» **What the task requires**: Copy all lines holding the word "nseparate" from the entries.

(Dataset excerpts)
::::::::::
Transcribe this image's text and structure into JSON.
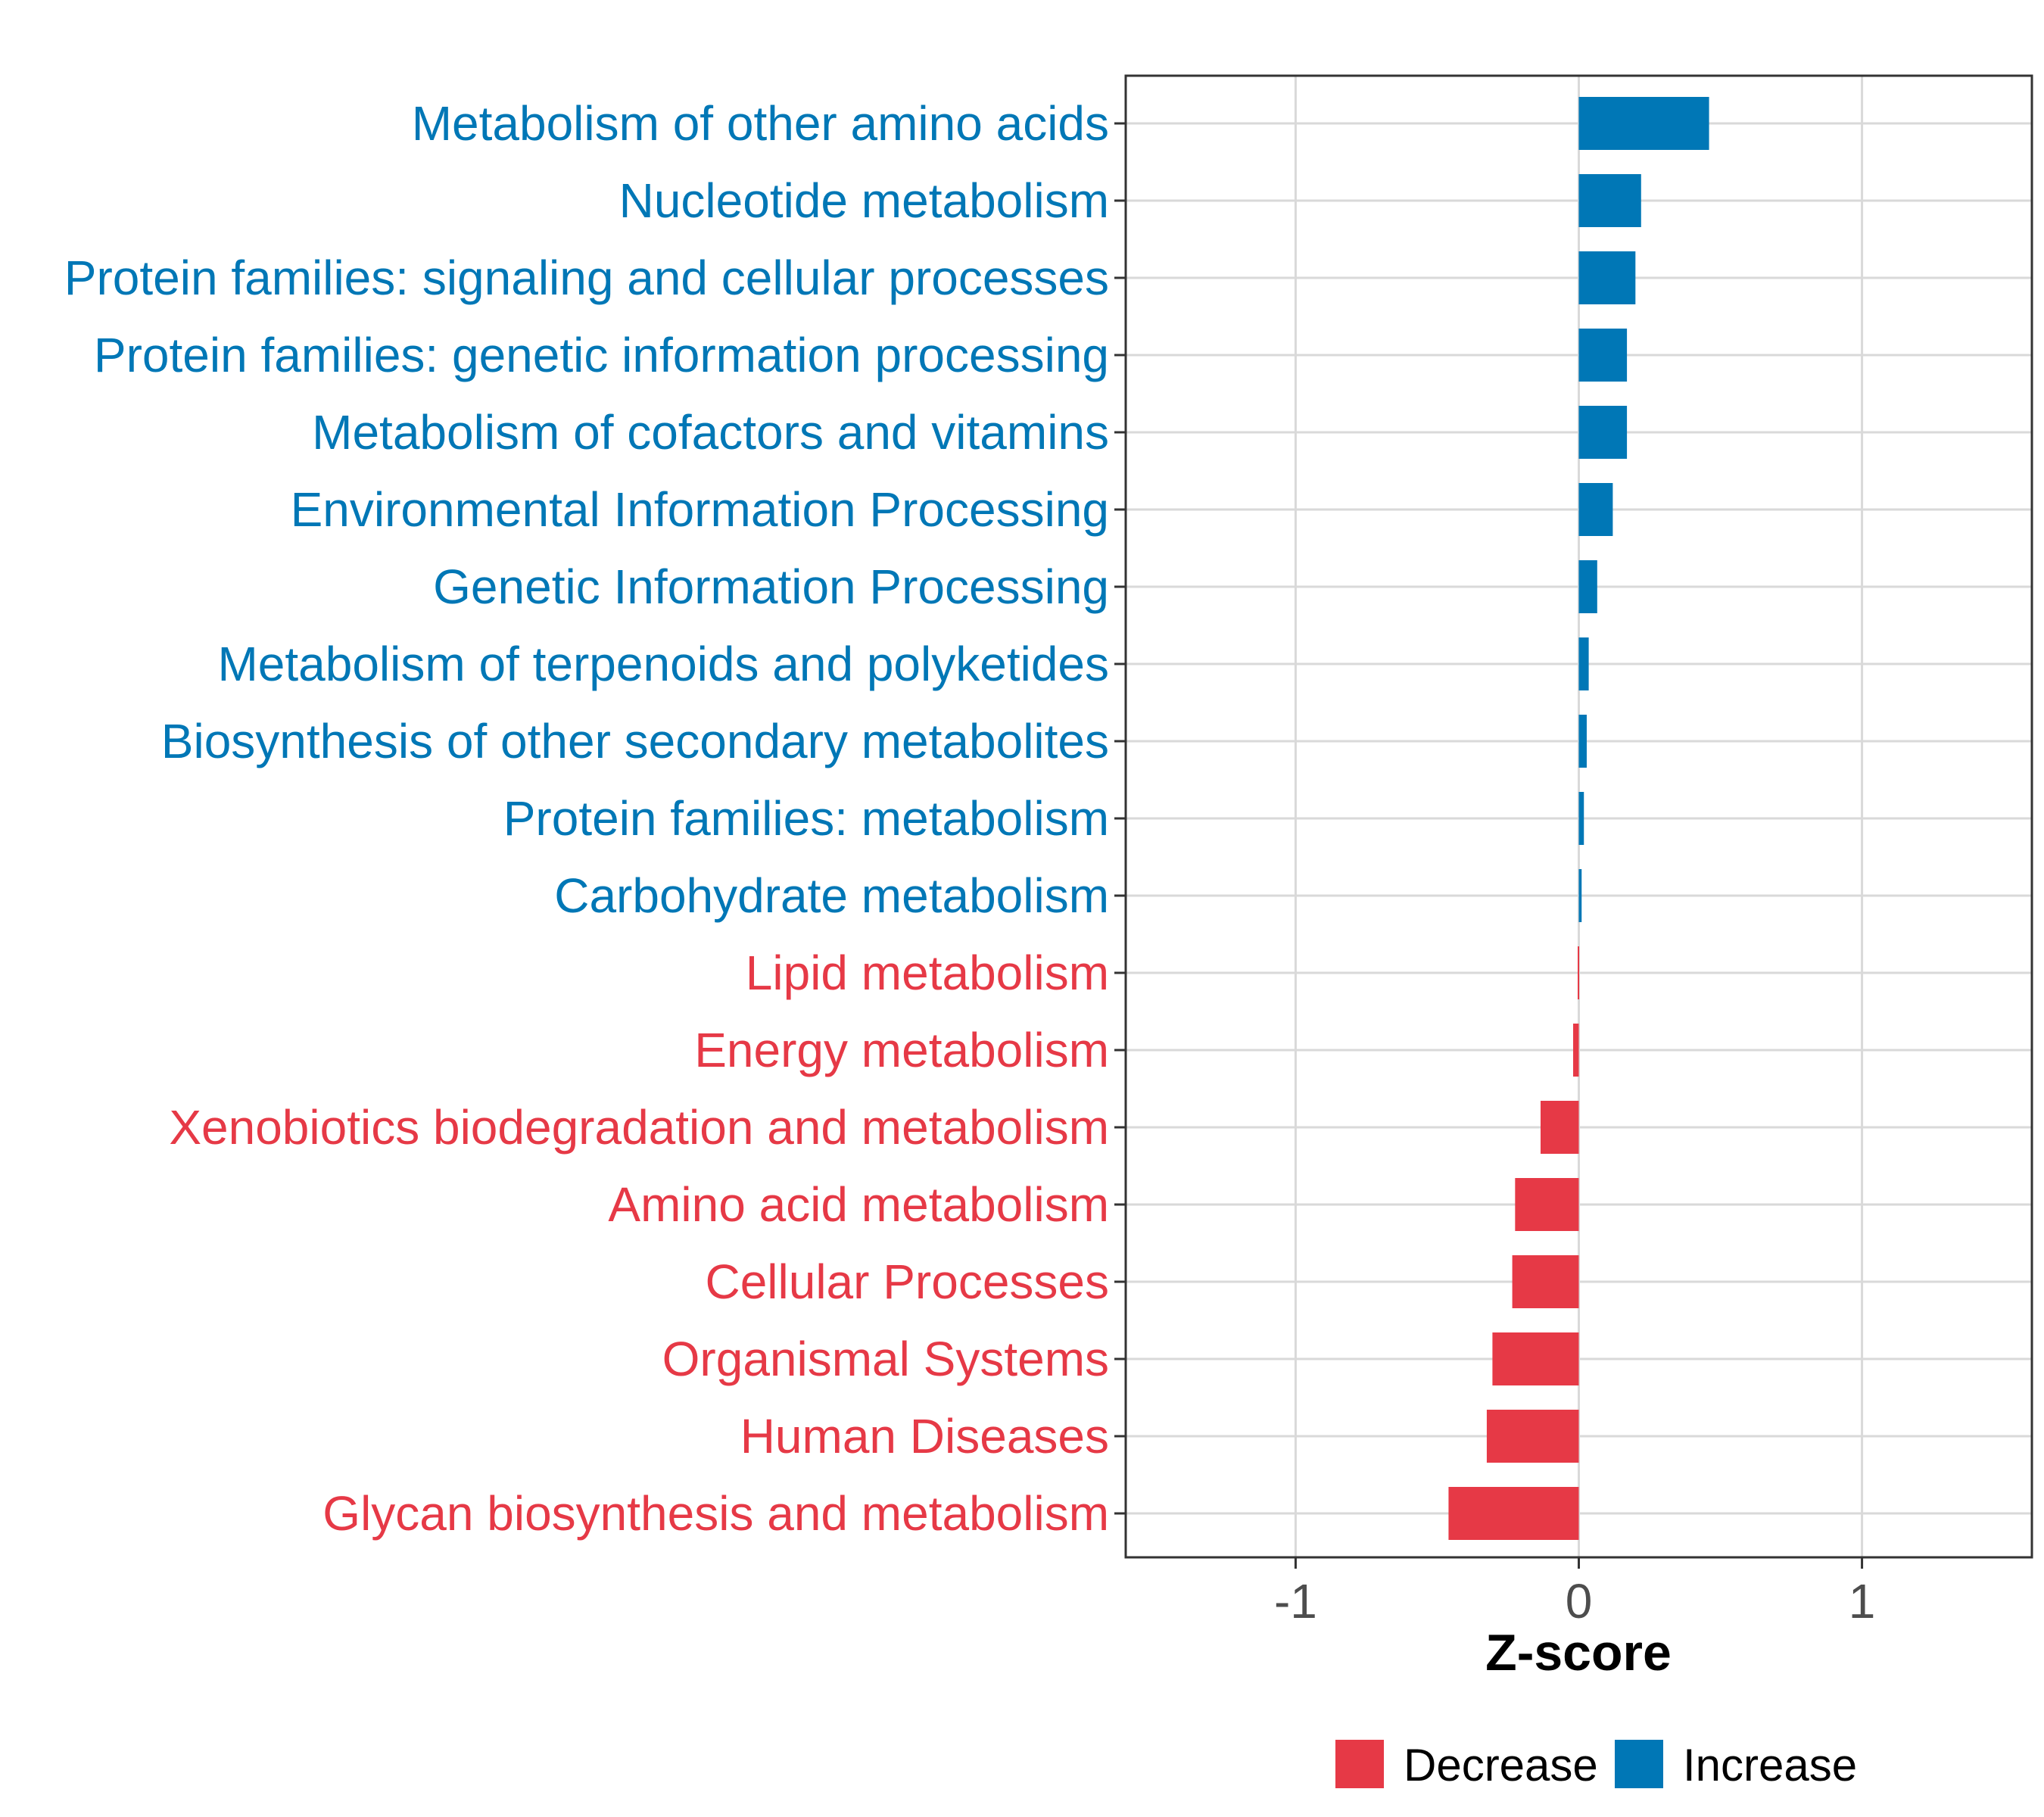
{
  "chart_data": {
    "type": "bar",
    "orientation": "horizontal",
    "title": "",
    "xlabel": "Z-score",
    "ylabel": "",
    "xlim": [
      -1.6,
      1.6
    ],
    "xticks": [
      -1,
      0,
      1
    ],
    "xtick_labels": [
      "-1",
      "0",
      "1"
    ],
    "grid": true,
    "categories": [
      "Metabolism of other amino acids",
      "Nucleotide metabolism",
      "Protein families: signaling and cellular processes",
      "Protein families: genetic information processing",
      "Metabolism of cofactors and vitamins",
      "Environmental Information Processing",
      "Genetic Information Processing",
      "Metabolism of terpenoids and polyketides",
      "Biosynthesis of other secondary metabolites",
      "Protein families: metabolism",
      "Carbohydrate metabolism",
      "Lipid metabolism",
      "Energy metabolism",
      "Xenobiotics biodegradation and metabolism",
      "Amino acid metabolism",
      "Cellular Processes",
      "Organismal Systems",
      "Human Diseases",
      "Glycan biosynthesis and metabolism"
    ],
    "values": [
      0.46,
      0.22,
      0.2,
      0.17,
      0.17,
      0.12,
      0.065,
      0.035,
      0.028,
      0.018,
      0.01,
      -0.004,
      -0.02,
      -0.135,
      -0.225,
      -0.235,
      -0.305,
      -0.325,
      -0.46
    ],
    "colors": {
      "Decrease": "#e63946",
      "Increase": "#0077b6"
    },
    "legend": {
      "position": "bottom",
      "entries": [
        {
          "label": "Decrease",
          "color": "#e63946"
        },
        {
          "label": "Increase",
          "color": "#0077b6"
        }
      ]
    }
  }
}
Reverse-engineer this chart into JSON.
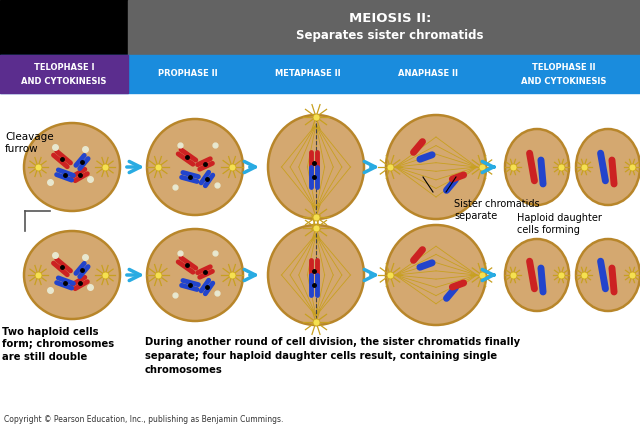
{
  "title_line1": "MEIOSIS II:",
  "title_line2": "Separates sister chromatids",
  "header_bg": "#636363",
  "header_text_color": "#ffffff",
  "black_box_color": "#000000",
  "blue_bar_color": "#1a8cdd",
  "purple_box_color": "#5b2d8e",
  "col_header_text": "#ffffff",
  "cell_fill": "#d4a870",
  "cell_edge": "#b8862a",
  "bg_color": "#ffffff",
  "arrow_color": "#29abe2",
  "note_bottom": "During another round of cell division, the sister chromatids finally\nseparate; four haploid daughter cells result, containing single\nchromosomes",
  "copyright": "Copyright © Pearson Education, Inc., publishing as Benjamin Cummings.",
  "label_cleavage": "Cleavage\nfurrow",
  "label_two_haploid": "Two haploid cells\nform; chromosomes\nare still double",
  "label_sister": "Sister chromatids\nseparate",
  "label_haploid_daughter": "Haploid daughter\ncells forming"
}
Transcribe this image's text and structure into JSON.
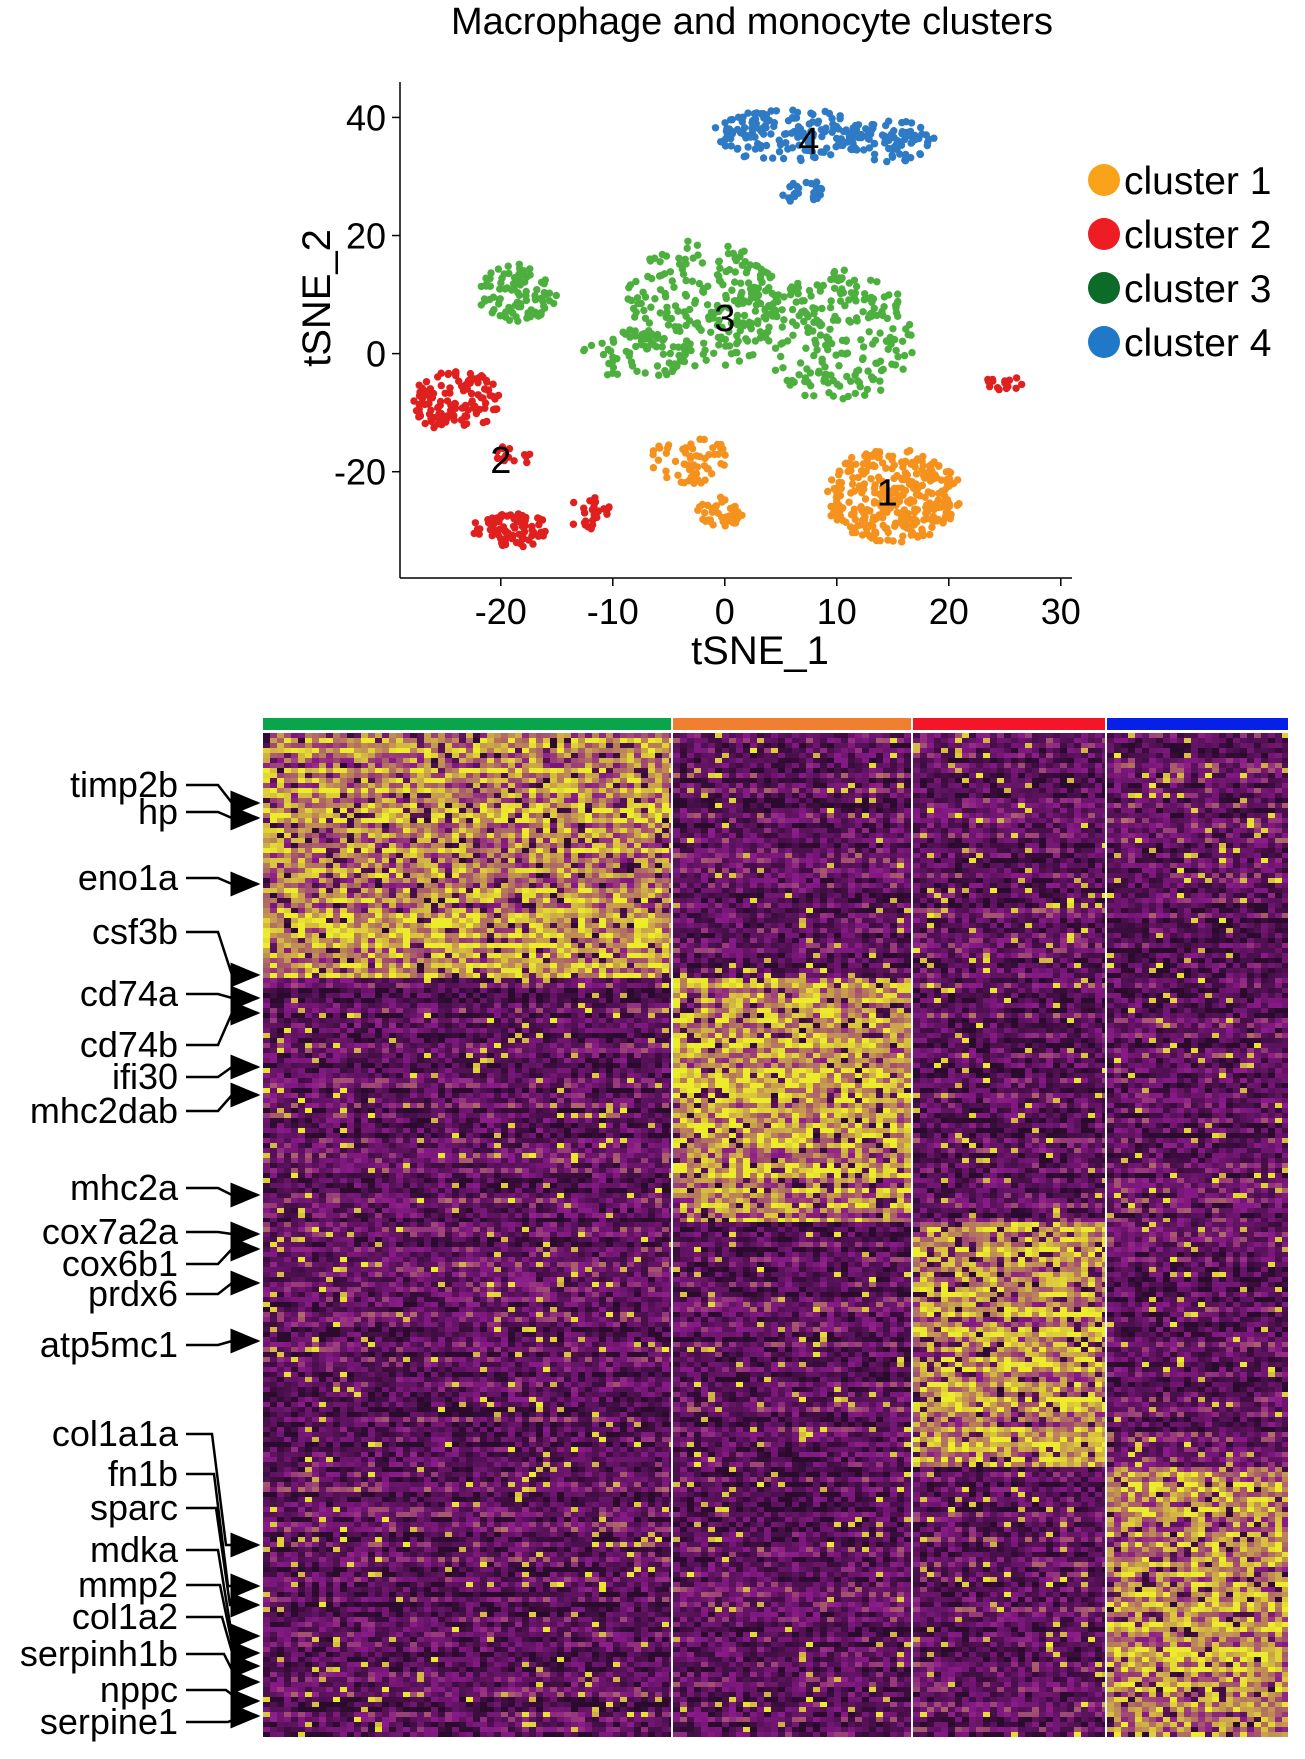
{
  "scatter": {
    "title": "Macrophage and monocyte clusters",
    "xlabel": "tSNE_1",
    "ylabel": "tSNE_2",
    "xlim": [
      -29,
      31
    ],
    "ylim": [
      -38,
      46
    ],
    "xticks": [
      -20,
      -10,
      0,
      10,
      20,
      30
    ],
    "yticks": [
      -20,
      0,
      20,
      40
    ],
    "xtick_labels": [
      "-20",
      "-10",
      "0",
      "10",
      "20",
      "30"
    ],
    "ytick_labels": [
      "-20",
      "0",
      "20",
      "40"
    ],
    "legend_position": "right",
    "clusters": [
      {
        "id": 1,
        "label": "1",
        "legend": "cluster 1",
        "color": "#f5921e",
        "legend_color": "#f9a31a",
        "center": [
          14.5,
          -23.5
        ]
      },
      {
        "id": 2,
        "label": "2",
        "legend": "cluster 2",
        "color": "#e0201e",
        "legend_color": "#ee1c24",
        "center": [
          -20,
          -18
        ]
      },
      {
        "id": 3,
        "label": "3",
        "legend": "cluster 3",
        "color": "#4caf3e",
        "legend_color": "#0d6b2a",
        "center": [
          0,
          6
        ]
      },
      {
        "id": 4,
        "label": "4",
        "legend": "cluster 4",
        "color": "#2e7ac4",
        "legend_color": "#1f78c8",
        "center": [
          7.5,
          36
        ]
      }
    ]
  },
  "chart_data": [
    {
      "type": "scatter",
      "title": "Macrophage and monocyte clusters",
      "xlabel": "tSNE_1",
      "ylabel": "tSNE_2",
      "xlim": [
        -29,
        31
      ],
      "ylim": [
        -38,
        46
      ],
      "legend": [
        "cluster 1",
        "cluster 2",
        "cluster 3",
        "cluster 4"
      ],
      "series": [
        {
          "name": "cluster 1",
          "regions": [
            {
              "x": 15,
              "y": -24,
              "rx": 6,
              "ry": 8,
              "n": 330
            },
            {
              "x": -3,
              "y": -18,
              "rx": 3.5,
              "ry": 4,
              "n": 60
            },
            {
              "x": -0.5,
              "y": -27,
              "rx": 2,
              "ry": 2.5,
              "n": 40
            }
          ]
        },
        {
          "name": "cluster 2",
          "regions": [
            {
              "x": -24,
              "y": -8,
              "rx": 4,
              "ry": 5,
              "n": 120
            },
            {
              "x": -19,
              "y": -30,
              "rx": 3.5,
              "ry": 3,
              "n": 80
            },
            {
              "x": -12,
              "y": -27,
              "rx": 2,
              "ry": 3,
              "n": 25
            },
            {
              "x": -19,
              "y": -17,
              "rx": 2,
              "ry": 1.5,
              "n": 15
            },
            {
              "x": 25,
              "y": -5,
              "rx": 2,
              "ry": 1.3,
              "n": 15
            }
          ]
        },
        {
          "name": "cluster 3",
          "regions": [
            {
              "x": -18.5,
              "y": 10,
              "rx": 3.5,
              "ry": 5,
              "n": 90
            },
            {
              "x": -2,
              "y": 8,
              "rx": 7,
              "ry": 11,
              "n": 240
            },
            {
              "x": 10,
              "y": 3,
              "rx": 7,
              "ry": 11,
              "n": 230
            },
            {
              "x": -8,
              "y": 0,
              "rx": 5,
              "ry": 4,
              "n": 60
            }
          ]
        },
        {
          "name": "cluster 4",
          "regions": [
            {
              "x": 6,
              "y": 37,
              "rx": 7,
              "ry": 4.5,
              "n": 170
            },
            {
              "x": 15,
              "y": 36,
              "rx": 4,
              "ry": 3.5,
              "n": 70
            },
            {
              "x": 7,
              "y": 27.5,
              "rx": 2,
              "ry": 2,
              "n": 25
            }
          ]
        }
      ]
    },
    {
      "type": "heatmap",
      "column_groups": [
        {
          "cluster": "cluster 3",
          "color": "#0aa54a"
        },
        {
          "cluster": "cluster 1",
          "color": "#f07f32"
        },
        {
          "cluster": "cluster 2",
          "color": "#f51528"
        },
        {
          "cluster": "cluster 4",
          "color": "#0620e8"
        }
      ],
      "row_blocks": [
        "cluster 3 markers",
        "cluster 1 markers",
        "cluster 2 markers",
        "cluster 4 markers"
      ],
      "high_block_of_group": [
        0,
        1,
        2,
        3
      ],
      "colors": {
        "low": "#2a0a2d",
        "mid": "#8a1a8a",
        "high": "#ecec2a"
      },
      "labeled_genes": [
        "timp2b",
        "hp",
        "eno1a",
        "csf3b",
        "cd74a",
        "cd74b",
        "ifi30",
        "mhc2dab",
        "mhc2a",
        "cox7a2a",
        "cox6b1",
        "prdx6",
        "atp5mc1",
        "col1a1a",
        "fn1b",
        "sparc",
        "mdka",
        "mmp2",
        "col1a2",
        "serpinh1b",
        "nppc",
        "serpine1"
      ]
    }
  ],
  "genes": [
    {
      "name": "timp2b"
    },
    {
      "name": "hp"
    },
    {
      "name": "eno1a"
    },
    {
      "name": "csf3b"
    },
    {
      "name": "cd74a"
    },
    {
      "name": "cd74b"
    },
    {
      "name": "ifi30"
    },
    {
      "name": "mhc2dab"
    },
    {
      "name": "mhc2a"
    },
    {
      "name": "cox7a2a"
    },
    {
      "name": "cox6b1"
    },
    {
      "name": "prdx6"
    },
    {
      "name": "atp5mc1"
    },
    {
      "name": "col1a1a"
    },
    {
      "name": "fn1b"
    },
    {
      "name": "sparc"
    },
    {
      "name": "mdka"
    },
    {
      "name": "mmp2"
    },
    {
      "name": "col1a2"
    },
    {
      "name": "serpinh1b"
    },
    {
      "name": "nppc"
    },
    {
      "name": "serpine1"
    }
  ]
}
::::::::::
» **Result for this task**:
  "note_bottom": "During another round of cell division, the sister chromatids finally\nseparate; four haploid daughter cells result, containing single\nchromosomes",
  "label_sister": "Sister chromatids\nseparate",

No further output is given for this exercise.